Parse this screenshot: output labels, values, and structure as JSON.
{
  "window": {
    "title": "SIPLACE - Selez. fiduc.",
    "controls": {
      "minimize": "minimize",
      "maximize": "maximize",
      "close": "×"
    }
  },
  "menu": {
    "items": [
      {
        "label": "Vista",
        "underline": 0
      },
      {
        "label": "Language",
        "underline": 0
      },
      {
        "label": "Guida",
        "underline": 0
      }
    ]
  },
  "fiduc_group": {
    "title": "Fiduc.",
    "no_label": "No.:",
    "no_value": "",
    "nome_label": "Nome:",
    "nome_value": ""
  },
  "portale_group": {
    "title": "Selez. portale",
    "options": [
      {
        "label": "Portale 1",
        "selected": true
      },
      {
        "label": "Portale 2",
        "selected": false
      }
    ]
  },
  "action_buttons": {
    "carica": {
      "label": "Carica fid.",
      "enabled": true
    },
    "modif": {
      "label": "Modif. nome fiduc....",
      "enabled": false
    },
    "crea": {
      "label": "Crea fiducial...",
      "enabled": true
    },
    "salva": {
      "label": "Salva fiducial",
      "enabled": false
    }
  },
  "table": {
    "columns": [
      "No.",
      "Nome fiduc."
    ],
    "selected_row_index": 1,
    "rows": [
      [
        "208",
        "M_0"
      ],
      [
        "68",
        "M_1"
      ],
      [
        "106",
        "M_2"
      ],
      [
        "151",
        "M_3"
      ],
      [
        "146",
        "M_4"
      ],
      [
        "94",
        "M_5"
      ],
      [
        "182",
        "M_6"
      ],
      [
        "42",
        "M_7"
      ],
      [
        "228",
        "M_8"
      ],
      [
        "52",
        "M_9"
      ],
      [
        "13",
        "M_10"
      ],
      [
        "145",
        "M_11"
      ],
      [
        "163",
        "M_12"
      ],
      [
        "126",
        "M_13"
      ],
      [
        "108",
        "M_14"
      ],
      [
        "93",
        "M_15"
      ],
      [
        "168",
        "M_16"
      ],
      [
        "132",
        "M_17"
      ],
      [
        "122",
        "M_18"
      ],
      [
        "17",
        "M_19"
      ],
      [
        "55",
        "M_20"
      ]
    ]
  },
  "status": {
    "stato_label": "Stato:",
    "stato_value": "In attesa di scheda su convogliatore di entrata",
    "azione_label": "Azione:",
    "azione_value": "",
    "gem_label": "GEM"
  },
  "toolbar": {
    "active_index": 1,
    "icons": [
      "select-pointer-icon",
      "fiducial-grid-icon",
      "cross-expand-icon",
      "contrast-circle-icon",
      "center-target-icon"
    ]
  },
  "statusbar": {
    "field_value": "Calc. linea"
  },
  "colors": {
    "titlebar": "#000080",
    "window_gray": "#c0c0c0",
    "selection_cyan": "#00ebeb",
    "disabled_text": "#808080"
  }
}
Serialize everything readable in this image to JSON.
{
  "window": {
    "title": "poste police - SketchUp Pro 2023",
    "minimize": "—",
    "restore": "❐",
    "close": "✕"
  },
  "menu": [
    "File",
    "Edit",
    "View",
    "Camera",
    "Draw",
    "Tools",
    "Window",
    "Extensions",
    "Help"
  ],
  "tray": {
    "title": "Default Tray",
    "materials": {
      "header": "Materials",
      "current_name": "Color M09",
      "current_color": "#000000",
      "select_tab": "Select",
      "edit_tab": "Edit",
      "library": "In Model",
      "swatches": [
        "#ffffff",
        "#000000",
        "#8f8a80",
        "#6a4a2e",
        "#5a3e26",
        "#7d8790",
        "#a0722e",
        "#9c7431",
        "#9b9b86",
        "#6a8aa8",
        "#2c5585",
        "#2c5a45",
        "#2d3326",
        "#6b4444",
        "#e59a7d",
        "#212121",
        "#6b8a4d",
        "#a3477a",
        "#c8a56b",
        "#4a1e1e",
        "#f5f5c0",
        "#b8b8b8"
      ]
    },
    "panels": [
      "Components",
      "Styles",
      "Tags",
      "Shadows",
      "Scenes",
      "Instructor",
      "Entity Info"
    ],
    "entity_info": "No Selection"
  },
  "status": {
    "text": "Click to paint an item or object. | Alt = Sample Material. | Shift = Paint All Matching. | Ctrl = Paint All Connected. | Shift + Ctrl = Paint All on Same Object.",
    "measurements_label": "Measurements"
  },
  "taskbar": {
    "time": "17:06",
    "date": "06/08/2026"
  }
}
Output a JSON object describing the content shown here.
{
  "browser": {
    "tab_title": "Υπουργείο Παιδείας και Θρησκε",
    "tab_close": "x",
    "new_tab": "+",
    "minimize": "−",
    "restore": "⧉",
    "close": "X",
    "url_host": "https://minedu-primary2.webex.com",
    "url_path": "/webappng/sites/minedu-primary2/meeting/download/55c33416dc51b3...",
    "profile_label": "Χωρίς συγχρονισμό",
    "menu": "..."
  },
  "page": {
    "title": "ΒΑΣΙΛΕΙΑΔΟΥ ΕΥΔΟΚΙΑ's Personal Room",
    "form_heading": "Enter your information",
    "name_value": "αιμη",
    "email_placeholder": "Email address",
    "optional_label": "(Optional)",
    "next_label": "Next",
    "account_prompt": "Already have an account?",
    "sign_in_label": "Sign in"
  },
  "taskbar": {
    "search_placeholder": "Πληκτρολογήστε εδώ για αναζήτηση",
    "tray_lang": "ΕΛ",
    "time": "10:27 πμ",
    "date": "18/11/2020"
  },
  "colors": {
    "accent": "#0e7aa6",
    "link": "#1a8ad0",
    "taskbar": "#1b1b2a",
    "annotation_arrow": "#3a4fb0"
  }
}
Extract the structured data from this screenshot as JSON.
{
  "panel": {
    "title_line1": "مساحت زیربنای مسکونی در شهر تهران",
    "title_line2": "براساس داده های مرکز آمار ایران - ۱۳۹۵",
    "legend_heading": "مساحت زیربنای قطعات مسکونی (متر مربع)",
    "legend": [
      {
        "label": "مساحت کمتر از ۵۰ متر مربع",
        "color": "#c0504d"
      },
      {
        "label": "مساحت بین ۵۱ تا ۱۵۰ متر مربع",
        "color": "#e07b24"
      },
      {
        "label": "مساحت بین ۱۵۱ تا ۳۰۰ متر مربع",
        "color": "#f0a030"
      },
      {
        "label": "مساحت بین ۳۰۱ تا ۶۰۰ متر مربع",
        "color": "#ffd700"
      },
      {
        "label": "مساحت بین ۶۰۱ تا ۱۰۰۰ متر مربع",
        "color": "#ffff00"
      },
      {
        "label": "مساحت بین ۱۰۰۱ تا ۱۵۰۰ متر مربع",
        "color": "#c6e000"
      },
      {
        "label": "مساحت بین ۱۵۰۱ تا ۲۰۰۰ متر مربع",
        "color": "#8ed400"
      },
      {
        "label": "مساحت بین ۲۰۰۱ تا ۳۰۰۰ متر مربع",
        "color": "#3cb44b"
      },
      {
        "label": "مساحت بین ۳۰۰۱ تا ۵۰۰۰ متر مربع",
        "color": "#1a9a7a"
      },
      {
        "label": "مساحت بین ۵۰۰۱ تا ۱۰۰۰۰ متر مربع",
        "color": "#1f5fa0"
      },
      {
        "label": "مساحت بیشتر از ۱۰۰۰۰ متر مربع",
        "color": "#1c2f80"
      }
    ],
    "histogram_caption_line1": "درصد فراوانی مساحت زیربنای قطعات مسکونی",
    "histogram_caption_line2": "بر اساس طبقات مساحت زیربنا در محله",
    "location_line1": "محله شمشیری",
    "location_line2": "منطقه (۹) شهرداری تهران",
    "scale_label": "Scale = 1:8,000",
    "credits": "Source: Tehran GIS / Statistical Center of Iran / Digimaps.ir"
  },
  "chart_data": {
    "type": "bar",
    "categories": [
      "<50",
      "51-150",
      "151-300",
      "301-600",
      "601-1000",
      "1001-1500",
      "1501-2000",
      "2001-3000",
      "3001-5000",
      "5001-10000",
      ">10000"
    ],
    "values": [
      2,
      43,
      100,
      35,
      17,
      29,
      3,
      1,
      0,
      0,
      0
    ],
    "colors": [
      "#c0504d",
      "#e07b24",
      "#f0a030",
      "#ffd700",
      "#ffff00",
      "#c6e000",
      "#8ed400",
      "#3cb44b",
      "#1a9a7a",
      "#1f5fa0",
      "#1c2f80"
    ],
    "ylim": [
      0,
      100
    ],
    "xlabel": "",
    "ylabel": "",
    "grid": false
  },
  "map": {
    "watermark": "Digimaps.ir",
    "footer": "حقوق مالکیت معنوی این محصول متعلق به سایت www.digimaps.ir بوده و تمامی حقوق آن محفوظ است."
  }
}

★ ★ ★ ★ ★

• _Exercise description_: Each line that holds the word "minedu" is to be copied.

• _Response to the exercise_:
    "url_host": "https://minedu-primary2.webex.com",
    "url_path": "/webappng/sites/minedu-primary2/meeting/download/55c33416dc51b3...",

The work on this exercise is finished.